◆ TASK INPUTS:
*-*-*

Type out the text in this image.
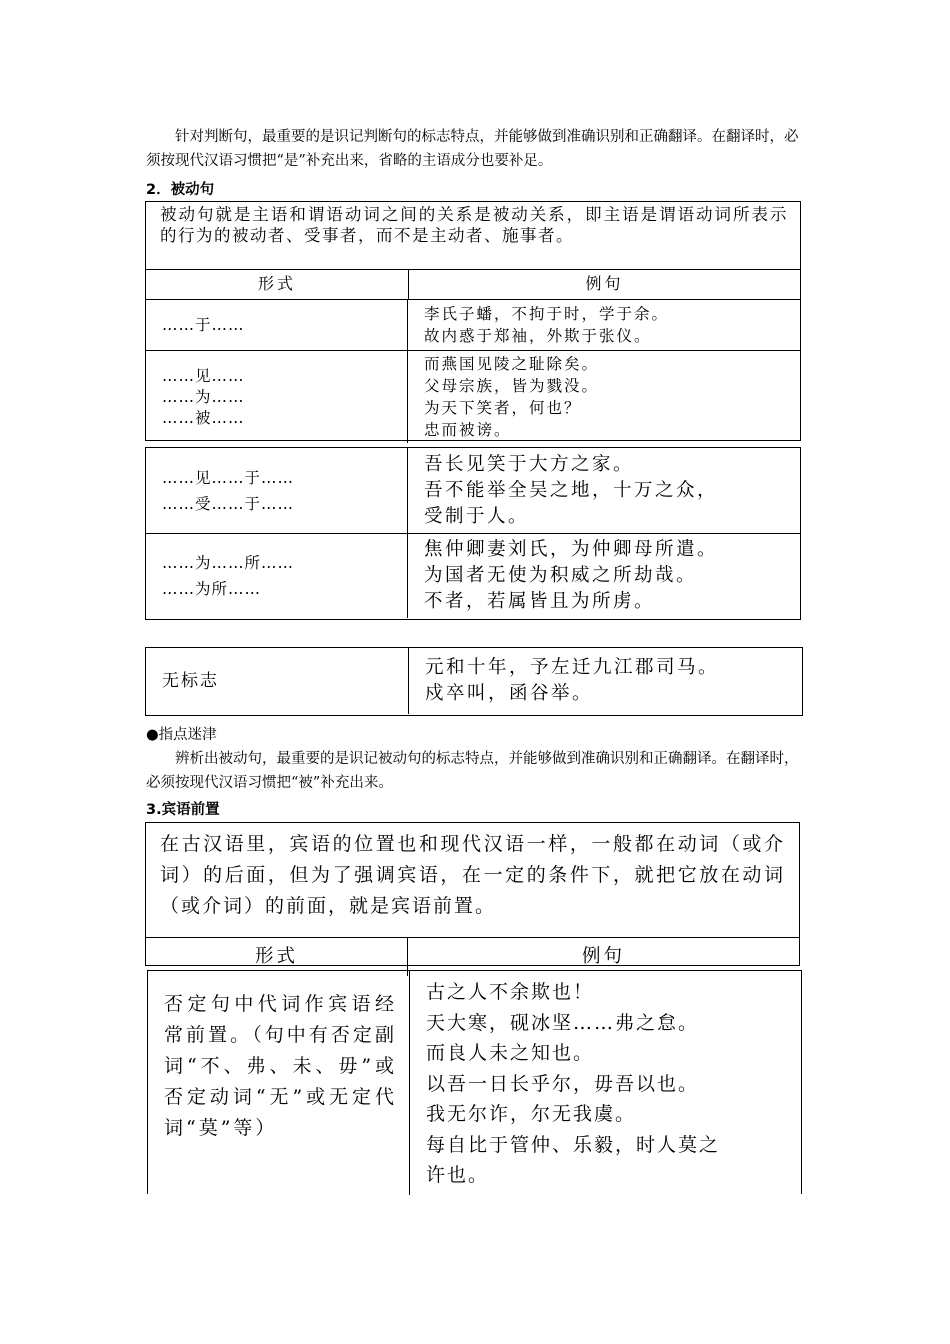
针对判断句，最重要的是识记判断句的标志特点，并能够做到准确识别和正确翻译。在翻译时，必须按现代汉语习惯把“是”补充出来，省略的主语成分也要补足。

2．被动句

被动句就是主语和谓语动词之间的关系是被动关系，即主语是谓语动词所表示的行为的被动者、受事者，而不是主动者、施事者。
形式	例句
……于……
李氏子蟠，不拘于时，学于余。
故内惑于郑袖，外欺于张仪。
……见……
……为……
……被……
而燕国见陵之耻除矣。
父母宗族，皆为戮没。
为天下笑者，何也？
忠而被谤。
……见……于……
……受……于……
吾长见笑于大方之家。
吾不能举全吴之地，十万之众，
受制于人。
……为……所……
……为所……
焦仲卿妻刘氏，为仲卿母所遣。
为国者无使为积威之所劫哉。
不者，若属皆且为所虏。
无标志
元和十年，予左迁九江郡司马。
戍卒叫，函谷举。

●指点迷津

辨析出被动句，最重要的是识记被动句的标志特点，并能够做到准确识别和正确翻译。在翻译时，必须按现代汉语习惯把“被”补充出来。

3.宾语前置

在古汉语里，宾语的位置也和现代汉语一样，一般都在动词（或介词）的后面，但为了强调宾语，在一定的条件下，就把它放在动词（或介词）的前面，就是宾语前置。
形式	例句
否定句中代词作宾语经常前置。（句中有否定副词“不、弗、未、毋”或否定动词“无”或无定代词“莫”等）
古之人不余欺也！
天大寒，砚冰坚……弗之怠。
而良人未之知也。
以吾一日长乎尔，毋吾以也。
我无尔诈，尔无我虞。
每自比于管仲、乐毅，时人莫之
许也。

*-*-*

◆ REQUIRED WORK: Print out the material word for word, omitting the pictures.

◆ OUTPUT OF THE TASK:
Type out the text in this image.
针对判断句，最重要的是识记判断句的标志特点，并能够做到准确识别和正确翻译。在翻译时，必须按现代汉语习惯把“是”补充出来，省略的主语成分也要补足。

2．被动句

被动句就是主语和谓语动词之间的关系是被动关系，即主语是谓语动词所表示的行为的被动者、受事者，而不是主动者、施事者。
形式	例句
……于……
李氏子蟠，不拘于时，学于余。
故内惑于郑袖，外欺于张仪。
……见……
……为……
……被……
而燕国见陵之耻除矣。
父母宗族，皆为戮没。
为天下笑者，何也？
忠而被谤。
……见……于……
……受……于……
吾长见笑于大方之家。
吾不能举全吴之地，十万之众，
受制于人。
……为……所……
……为所……
焦仲卿妻刘氏，为仲卿母所遣。
为国者无使为积威之所劫哉。
不者，若属皆且为所虏。
无标志
元和十年，予左迁九江郡司马。
戍卒叫，函谷举。

●指点迷津

辨析出被动句，最重要的是识记被动句的标志特点，并能够做到准确识别和正确翻译。在翻译时，必须按现代汉语习惯把“被”补充出来。

3.宾语前置

在古汉语里，宾语的位置也和现代汉语一样，一般都在动词（或介词）的后面，但为了强调宾语，在一定的条件下，就把它放在动词（或介词）的前面，就是宾语前置。
形式	例句
否定句中代词作宾语经常前置。（句中有否定副词“不、弗、未、毋”或否定动词“无”或无定代词“莫”等）
古之人不余欺也！
天大寒，砚冰坚……弗之怠。
而良人未之知也。
以吾一日长乎尔，毋吾以也。
我无尔诈，尔无我虞。
每自比于管仲、乐毅，时人莫之
许也。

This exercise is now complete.